■ Short task: Track down each line that has the word "Kelompok" and copy it.

-*-*-

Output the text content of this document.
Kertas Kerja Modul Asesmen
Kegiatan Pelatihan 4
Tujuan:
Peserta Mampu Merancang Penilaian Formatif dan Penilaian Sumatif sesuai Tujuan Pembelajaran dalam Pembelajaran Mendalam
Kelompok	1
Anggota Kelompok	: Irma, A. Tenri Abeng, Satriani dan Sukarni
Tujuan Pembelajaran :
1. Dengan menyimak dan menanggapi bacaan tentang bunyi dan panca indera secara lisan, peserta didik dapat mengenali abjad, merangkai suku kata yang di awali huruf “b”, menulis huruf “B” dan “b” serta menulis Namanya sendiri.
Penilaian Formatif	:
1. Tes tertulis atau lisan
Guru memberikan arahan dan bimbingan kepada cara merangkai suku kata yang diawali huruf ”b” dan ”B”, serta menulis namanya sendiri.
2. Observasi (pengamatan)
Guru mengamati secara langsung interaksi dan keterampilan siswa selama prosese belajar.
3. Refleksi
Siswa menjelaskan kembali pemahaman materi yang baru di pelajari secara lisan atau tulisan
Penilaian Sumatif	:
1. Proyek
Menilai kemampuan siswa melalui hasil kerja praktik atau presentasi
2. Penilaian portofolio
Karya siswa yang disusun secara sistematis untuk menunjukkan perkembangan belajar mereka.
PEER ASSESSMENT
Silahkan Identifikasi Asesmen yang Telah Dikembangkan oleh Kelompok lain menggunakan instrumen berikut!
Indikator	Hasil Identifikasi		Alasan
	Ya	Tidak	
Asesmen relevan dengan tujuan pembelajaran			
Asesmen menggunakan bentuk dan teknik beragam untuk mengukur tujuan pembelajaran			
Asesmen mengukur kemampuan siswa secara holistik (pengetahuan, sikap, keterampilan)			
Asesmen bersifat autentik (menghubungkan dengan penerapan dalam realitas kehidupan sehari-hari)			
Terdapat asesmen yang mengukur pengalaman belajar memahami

-*-*-

■ The result:
Kelompok	1
Anggota Kelompok	: Irma, A. Tenri Abeng, Satriani dan Sukarni
Silahkan Identifikasi Asesmen yang Telah Dikembangkan oleh Kelompok lain menggunakan instrumen berikut!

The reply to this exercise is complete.